▽
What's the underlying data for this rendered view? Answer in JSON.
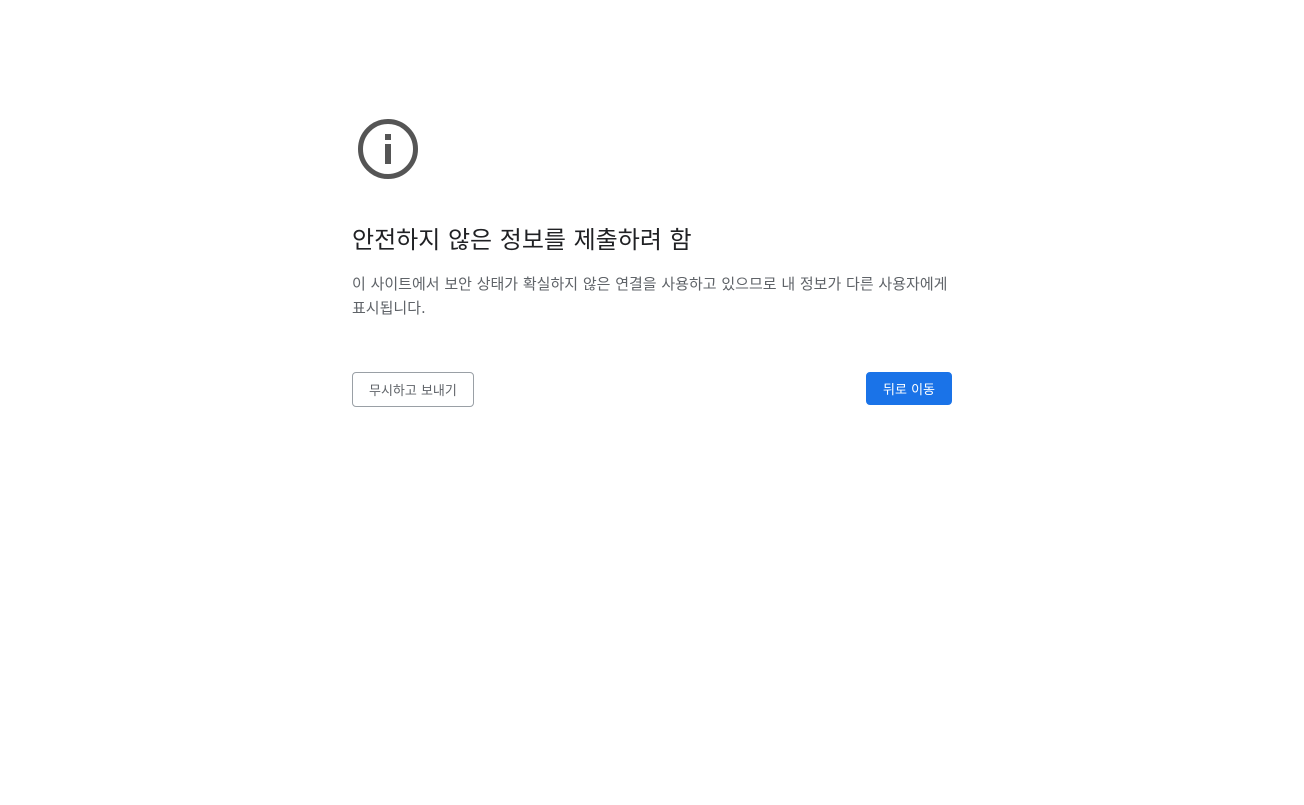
{
  "interstitial": {
    "icon": "info-circle-icon",
    "title": "안전하지 않은 정보를 제출하려 함",
    "message": "이 사이트에서 보안 상태가 확실하지 않은 연결을 사용하고 있으므로 내 정보가 다른 사용자에게 표시됩니다.",
    "buttons": {
      "proceed_label": "무시하고 보내기",
      "back_label": "뒤로 이동"
    }
  },
  "colors": {
    "icon": "#555555",
    "title": "#202124",
    "body_text": "#5f6368",
    "primary_button": "#1a73e8",
    "primary_button_text": "#ffffff",
    "secondary_border": "#9aa0a6"
  }
}
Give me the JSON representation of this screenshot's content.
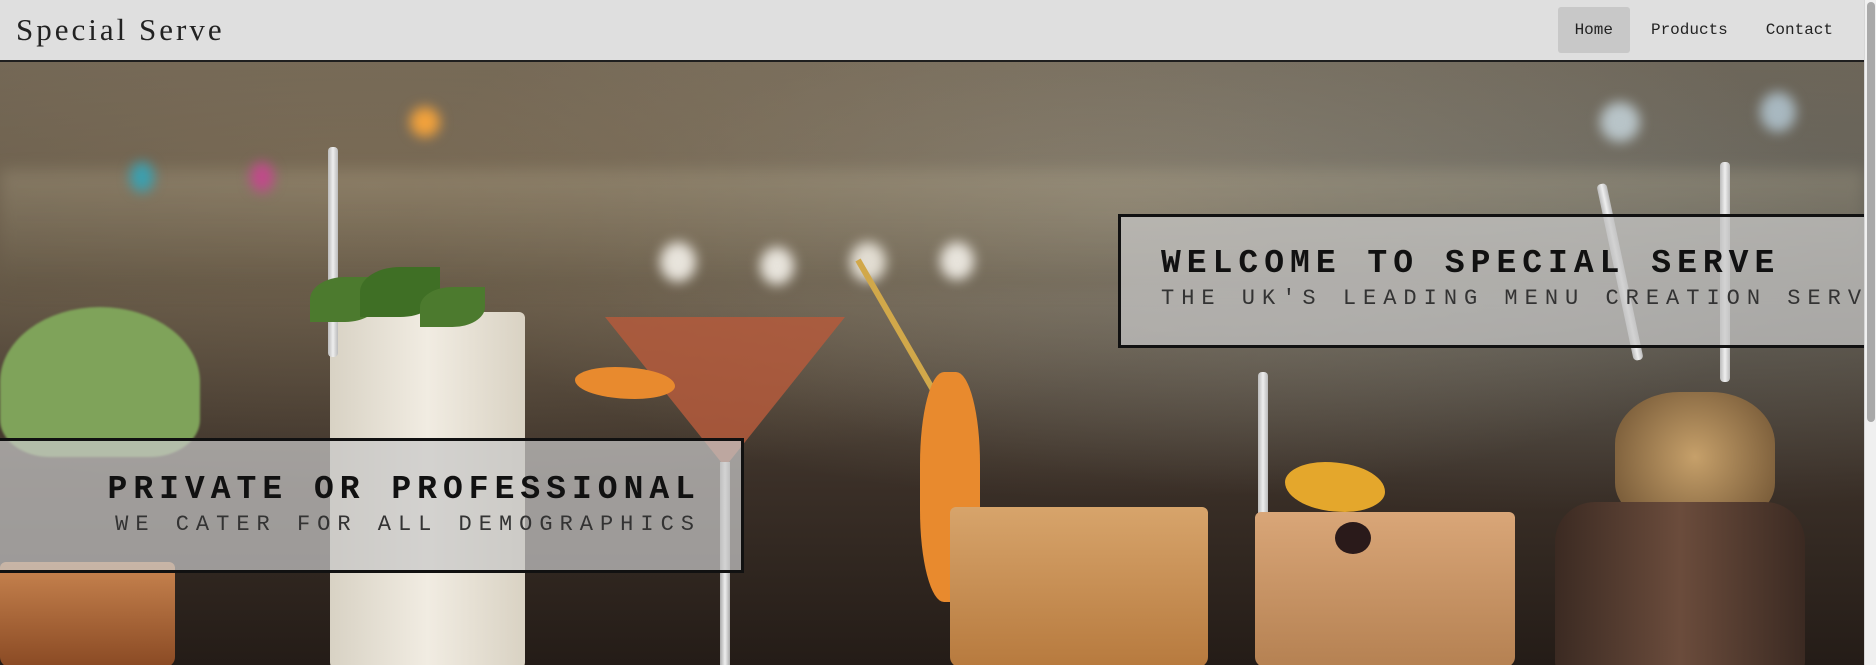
{
  "brand": "Special Serve",
  "nav": {
    "items": [
      {
        "label": "Home",
        "active": true
      },
      {
        "label": "Products",
        "active": false
      },
      {
        "label": "Contact",
        "active": false
      }
    ]
  },
  "hero": {
    "welcome": {
      "title": "WELCOME TO SPECIAL SERVE",
      "subtitle": "THE UK'S LEADING MENU CREATION SERVICE"
    },
    "private": {
      "title": "PRIVATE OR PROFESSIONAL",
      "subtitle": "WE CATER FOR ALL DEMOGRAPHICS"
    }
  },
  "colors": {
    "navbar_bg": "#dfdfdf",
    "nav_active_bg": "#c8c8c8",
    "panel_bg": "#c8c8c8",
    "panel_border": "#111111"
  }
}
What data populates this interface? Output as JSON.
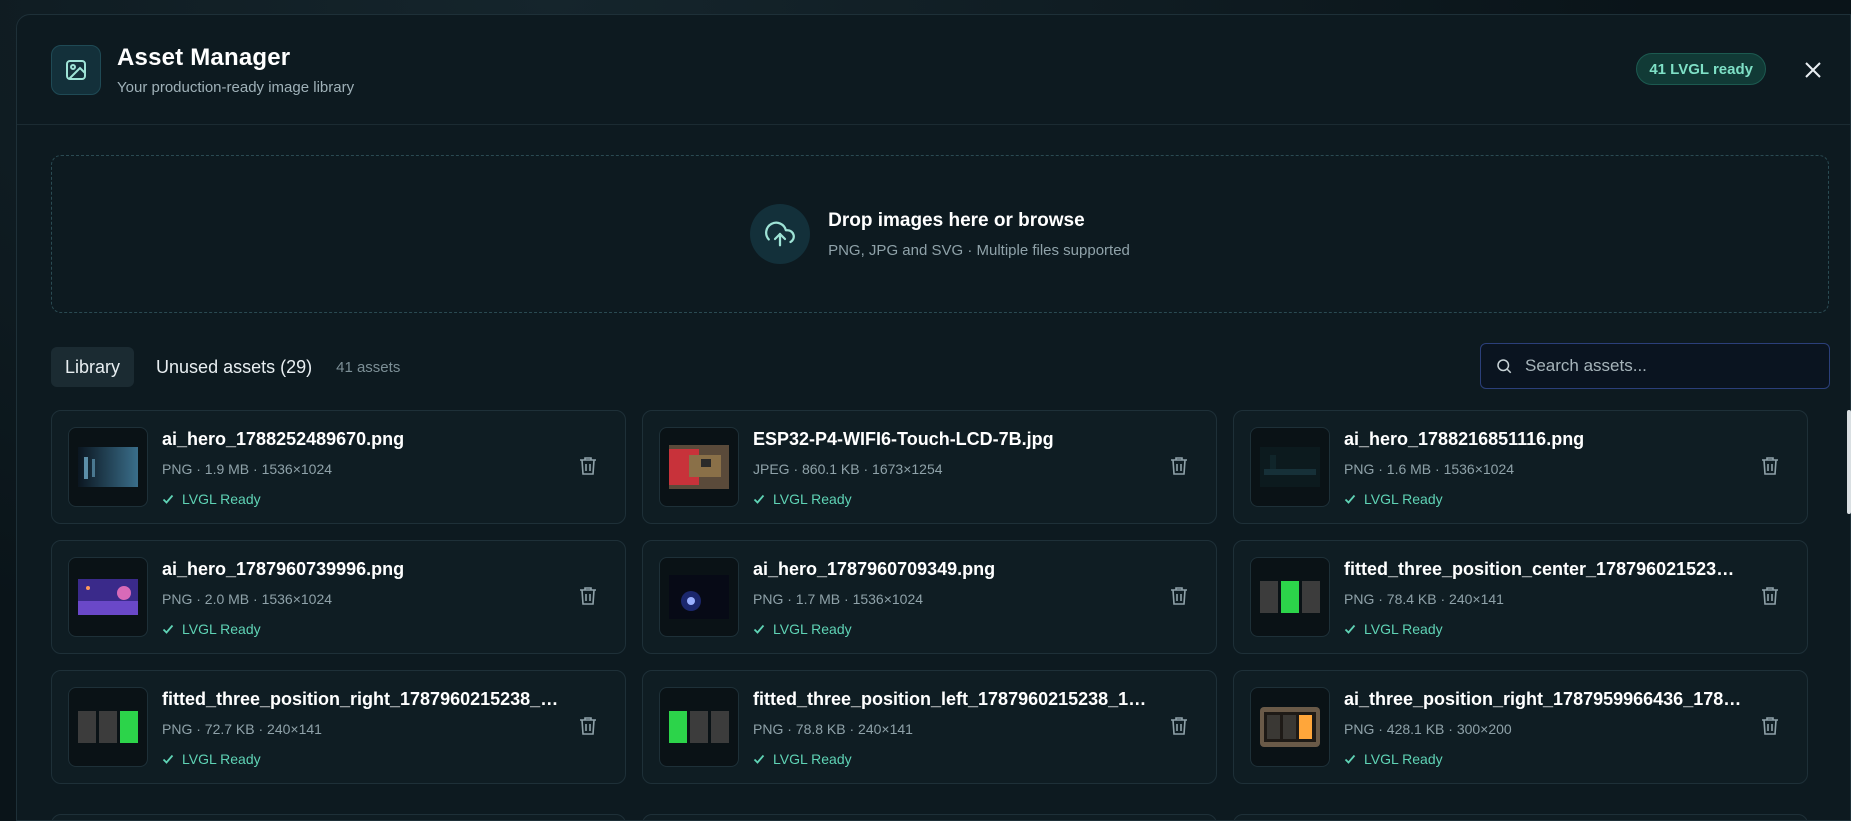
{
  "header": {
    "title": "Asset Manager",
    "subtitle": "Your production-ready image library",
    "badge": "41 LVGL ready"
  },
  "dropzone": {
    "title": "Drop images here or browse",
    "subtitle": "PNG, JPG and SVG · Multiple files supported"
  },
  "tabs": {
    "library": "Library",
    "unused": "Unused assets (29)",
    "count": "41 assets"
  },
  "search": {
    "placeholder": "Search assets..."
  },
  "assets": [
    {
      "name": "ai_hero_1788252489670.png",
      "meta": "PNG · 1.9 MB · 1536×1024",
      "status": "LVGL Ready",
      "thumb": "dark-room"
    },
    {
      "name": "ESP32-P4-WIFI6-Touch-LCD-7B.jpg",
      "meta": "JPEG · 860.1 KB · 1673×1254",
      "status": "LVGL Ready",
      "thumb": "circuit-board"
    },
    {
      "name": "ai_hero_1788216851116.png",
      "meta": "PNG · 1.6 MB · 1536×1024",
      "status": "LVGL Ready",
      "thumb": "dark-scene"
    },
    {
      "name": "ai_hero_1787960739996.png",
      "meta": "PNG · 2.0 MB · 1536×1024",
      "status": "LVGL Ready",
      "thumb": "space-scene"
    },
    {
      "name": "ai_hero_1787960709349.png",
      "meta": "PNG · 1.7 MB · 1536×1024",
      "status": "LVGL Ready",
      "thumb": "blue-glow"
    },
    {
      "name": "fitted_three_position_center_1787960215238_...",
      "meta": "PNG · 78.4 KB · 240×141",
      "status": "LVGL Ready",
      "thumb": "switch-center"
    },
    {
      "name": "fitted_three_position_right_1787960215238_1...",
      "meta": "PNG · 72.7 KB · 240×141",
      "status": "LVGL Ready",
      "thumb": "switch-right"
    },
    {
      "name": "fitted_three_position_left_1787960215238_17...",
      "meta": "PNG · 78.8 KB · 240×141",
      "status": "LVGL Ready",
      "thumb": "switch-left"
    },
    {
      "name": "ai_three_position_right_1787959966436_1787...",
      "meta": "PNG · 428.1 KB · 300×200",
      "status": "LVGL Ready",
      "thumb": "switch-amber"
    }
  ],
  "colors": {
    "accent": "#5fd3b5",
    "badge_bg": "#113a36",
    "background": "#0d1a20"
  }
}
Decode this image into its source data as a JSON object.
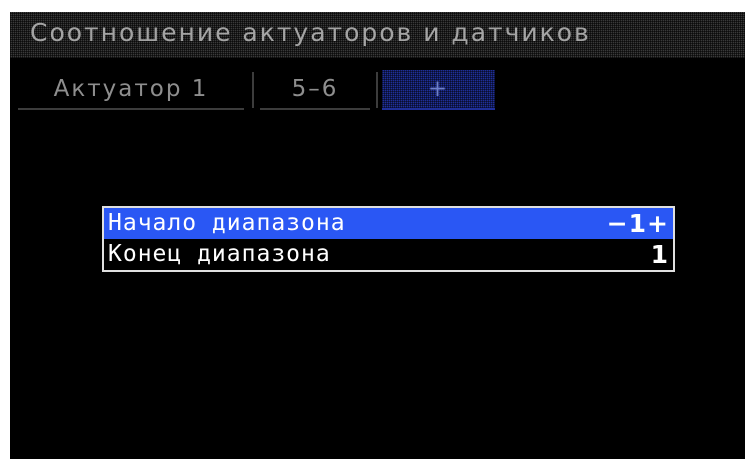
{
  "window": {
    "title": "Соотношение актуаторов и датчиков"
  },
  "tabs": [
    {
      "label": "Актуатор 1",
      "active": false
    },
    {
      "label": "5–6",
      "active": false
    },
    {
      "label": "+",
      "active": true
    }
  ],
  "range_list": {
    "rows": [
      {
        "label": "Начало диапазона",
        "value": "−1+",
        "selected": true
      },
      {
        "label": "Конец диапазона",
        "value": "1",
        "selected": false
      }
    ]
  },
  "colors": {
    "background": "#000000",
    "selection": "#2a57f4",
    "active_tab": "#1f2f99",
    "inactive_text": "#8e8e8e"
  }
}
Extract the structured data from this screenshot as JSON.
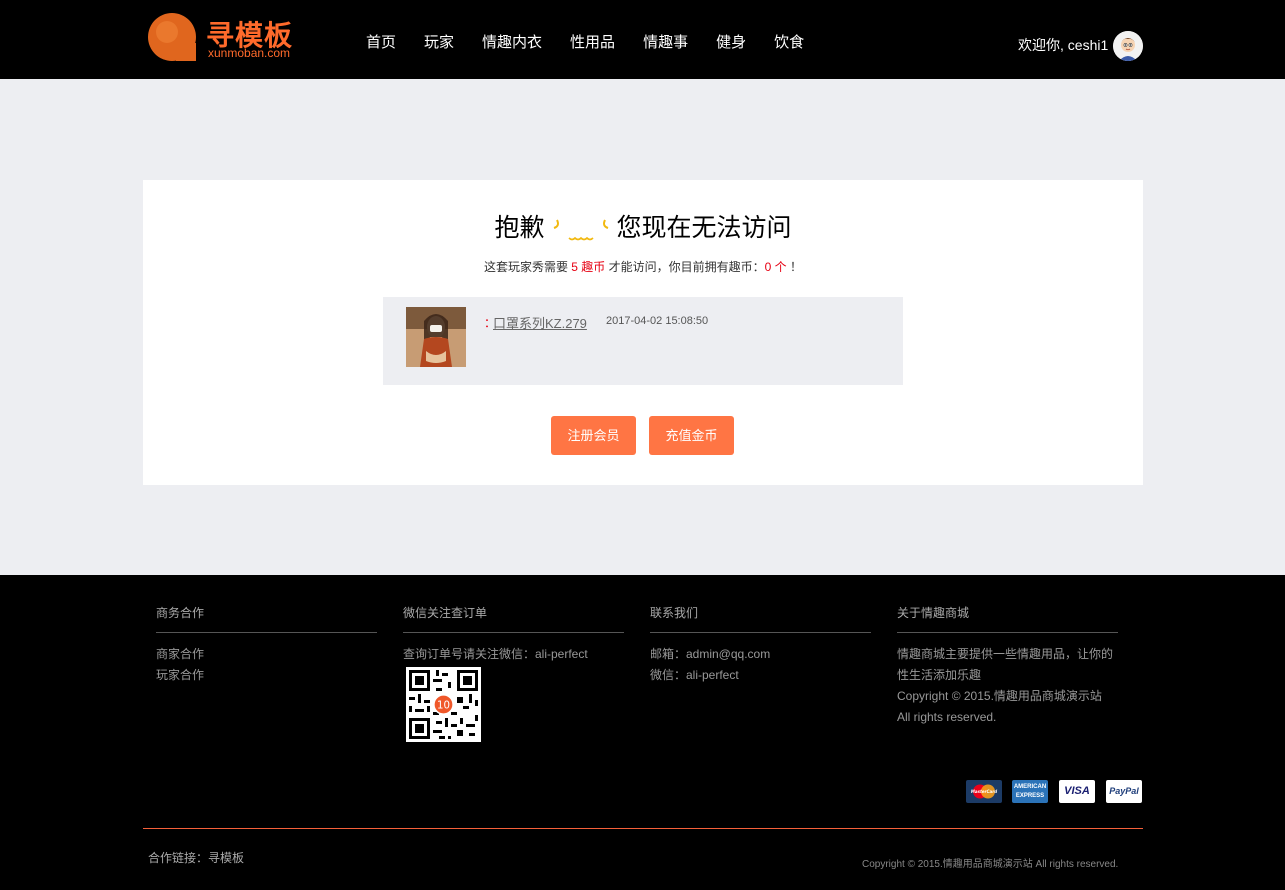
{
  "header": {
    "logo_name": "寻模板",
    "logo_sub": "xunmoban.com",
    "nav": [
      "首页",
      "玩家",
      "情趣内衣",
      "性用品",
      "情趣事",
      "健身",
      "饮食"
    ],
    "welcome": "欢迎你, ceshi1"
  },
  "notice": {
    "title_left": "抱歉",
    "title_right": "您现在无法访问",
    "sub_prefix": "这套玩家秀需要",
    "sub_cost": "5 趣币",
    "sub_mid": "才能访问，你目前拥有趣币：",
    "sub_have": "0 个",
    "sub_end": "！"
  },
  "item": {
    "colon": "：",
    "title": "口罩系列KZ.279",
    "time": "2017-04-02 15:08:50"
  },
  "buttons": {
    "register": "注册会员",
    "recharge": "充值金币"
  },
  "footer": {
    "cols": [
      {
        "title": "商务合作",
        "lines": [
          "商家合作",
          "玩家合作"
        ]
      },
      {
        "title": "微信关注查订单",
        "lines": [
          "查询订单号请关注微信：ali-perfect"
        ]
      },
      {
        "title": "联系我们",
        "lines": [
          "邮箱：admin@qq.com",
          "微信：ali-perfect"
        ]
      },
      {
        "title": "关于情趣商城",
        "lines": [
          "情趣商城主要提供一些情趣用品，让你的",
          "性生活添加乐趣",
          "Copyright © 2015.情趣用品商城演示站",
          "All rights reserved."
        ]
      }
    ],
    "qr_badge": "10",
    "payments": {
      "mastercard": "MasterCard",
      "amex_1": "AMERICAN",
      "amex_2": "EXPRESS",
      "visa": "VISA",
      "paypal": "PayPal"
    },
    "friend_link": "合作链接：寻模板",
    "copyright": "Copyright © 2015.情趣用品商城演示站 All rights reserved."
  },
  "colors": {
    "accent": "#ff7544",
    "brand": "#ff6a2b",
    "red": "#e60012"
  }
}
△
Repeat the records in full, exactly as they appear, without the pictures.

What's the underlying data for this rendered view? Answer in JSON.
{
  "interstitial": {
    "icon": "info-circle-icon",
    "title": "안전하지 않은 정보를 제출하려 함",
    "message": "이 사이트에서 보안 상태가 확실하지 않은 연결을 사용하고 있으므로 내 정보가 다른 사용자에게 표시됩니다.",
    "buttons": {
      "proceed_label": "무시하고 보내기",
      "back_label": "뒤로 이동"
    }
  },
  "colors": {
    "icon": "#555555",
    "title": "#202124",
    "body_text": "#5f6368",
    "primary_button": "#1a73e8",
    "primary_button_text": "#ffffff",
    "secondary_border": "#9aa0a6"
  }
}
Give me the JSON representation of this screenshot's content.
{
  "brand": "Special Serve",
  "nav": {
    "items": [
      {
        "label": "Home",
        "active": true
      },
      {
        "label": "Products",
        "active": false
      },
      {
        "label": "Contact",
        "active": false
      }
    ]
  },
  "hero": {
    "welcome": {
      "title": "WELCOME TO SPECIAL SERVE",
      "subtitle": "THE UK'S LEADING MENU CREATION SERVICE"
    },
    "private": {
      "title": "PRIVATE OR PROFESSIONAL",
      "subtitle": "WE CATER FOR ALL DEMOGRAPHICS"
    }
  },
  "colors": {
    "navbar_bg": "#dfdfdf",
    "nav_active_bg": "#c8c8c8",
    "panel_bg": "#c8c8c8",
    "panel_border": "#111111"
  }
}
What data populates this interface? Output as JSON.
{
  "header": {
    "title": "Asset Manager",
    "subtitle": "Your production-ready image library",
    "badge": "41 LVGL ready"
  },
  "dropzone": {
    "title": "Drop images here or browse",
    "subtitle": "PNG, JPG and SVG · Multiple files supported"
  },
  "tabs": {
    "library": "Library",
    "unused": "Unused assets (29)",
    "count": "41 assets"
  },
  "search": {
    "placeholder": "Search assets..."
  },
  "assets": [
    {
      "name": "ai_hero_1788252489670.png",
      "meta": "PNG · 1.9 MB · 1536×1024",
      "status": "LVGL Ready",
      "thumb": "dark-room"
    },
    {
      "name": "ESP32-P4-WIFI6-Touch-LCD-7B.jpg",
      "meta": "JPEG · 860.1 KB · 1673×1254",
      "status": "LVGL Ready",
      "thumb": "circuit-board"
    },
    {
      "name": "ai_hero_1788216851116.png",
      "meta": "PNG · 1.6 MB · 1536×1024",
      "status": "LVGL Ready",
      "thumb": "dark-scene"
    },
    {
      "name": "ai_hero_1787960739996.png",
      "meta": "PNG · 2.0 MB · 1536×1024",
      "status": "LVGL Ready",
      "thumb": "space-scene"
    },
    {
      "name": "ai_hero_1787960709349.png",
      "meta": "PNG · 1.7 MB · 1536×1024",
      "status": "LVGL Ready",
      "thumb": "blue-glow"
    },
    {
      "name": "fitted_three_position_center_1787960215238_...",
      "meta": "PNG · 78.4 KB · 240×141",
      "status": "LVGL Ready",
      "thumb": "switch-center"
    },
    {
      "name": "fitted_three_position_right_1787960215238_1...",
      "meta": "PNG · 72.7 KB · 240×141",
      "status": "LVGL Ready",
      "thumb": "switch-right"
    },
    {
      "name": "fitted_three_position_left_1787960215238_17...",
      "meta": "PNG · 78.8 KB · 240×141",
      "status": "LVGL Ready",
      "thumb": "switch-left"
    },
    {
      "name": "ai_three_position_right_1787959966436_1787...",
      "meta": "PNG · 428.1 KB · 300×200",
      "status": "LVGL Ready",
      "thumb": "switch-amber"
    }
  ],
  "colors": {
    "accent": "#5fd3b5",
    "badge_bg": "#113a36",
    "background": "#0d1a20"
  }
}
Decode this image into its source data as a JSON object.
{
  "window": {
    "title": "Соотношение актуаторов и датчиков"
  },
  "tabs": [
    {
      "label": "Актуатор 1",
      "active": false
    },
    {
      "label": "5–6",
      "active": false
    },
    {
      "label": "+",
      "active": true
    }
  ],
  "range_list": {
    "rows": [
      {
        "label": "Начало диапазона",
        "value": "−1+",
        "selected": true
      },
      {
        "label": "Конец диапазона",
        "value": "1",
        "selected": false
      }
    ]
  },
  "colors": {
    "background": "#000000",
    "selection": "#2a57f4",
    "active_tab": "#1f2f99",
    "inactive_text": "#8e8e8e"
  }
}
Extract the structured data from this screenshot as JSON.
{
  "header": {
    "logo_name": "寻模板",
    "logo_sub": "xunmoban.com",
    "nav": [
      "首页",
      "玩家",
      "情趣内衣",
      "性用品",
      "情趣事",
      "健身",
      "饮食"
    ],
    "welcome": "欢迎你, ceshi1"
  },
  "notice": {
    "title_left": "抱歉",
    "title_right": "您现在无法访问",
    "sub_prefix": "这套玩家秀需要",
    "sub_cost": "5 趣币",
    "sub_mid": "才能访问，你目前拥有趣币：",
    "sub_have": "0 个",
    "sub_end": "！"
  },
  "item": {
    "colon": "：",
    "title": "口罩系列KZ.279",
    "time": "2017-04-02 15:08:50"
  },
  "buttons": {
    "register": "注册会员",
    "recharge": "充值金币"
  },
  "footer": {
    "cols": [
      {
        "title": "商务合作",
        "lines": [
          "商家合作",
          "玩家合作"
        ]
      },
      {
        "title": "微信关注查订单",
        "lines": [
          "查询订单号请关注微信：ali-perfect"
        ]
      },
      {
        "title": "联系我们",
        "lines": [
          "邮箱：admin@qq.com",
          "微信：ali-perfect"
        ]
      },
      {
        "title": "关于情趣商城",
        "lines": [
          "情趣商城主要提供一些情趣用品，让你的",
          "性生活添加乐趣",
          "Copyright © 2015.情趣用品商城演示站",
          "All rights reserved."
        ]
      }
    ],
    "qr_badge": "10",
    "payments": {
      "mastercard": "MasterCard",
      "amex_1": "AMERICAN",
      "amex_2": "EXPRESS",
      "visa": "VISA",
      "paypal": "PayPal"
    },
    "friend_link": "合作链接：寻模板",
    "copyright": "Copyright © 2015.情趣用品商城演示站 All rights reserved."
  },
  "colors": {
    "accent": "#ff7544",
    "brand": "#ff6a2b",
    "red": "#e60012"
  }
}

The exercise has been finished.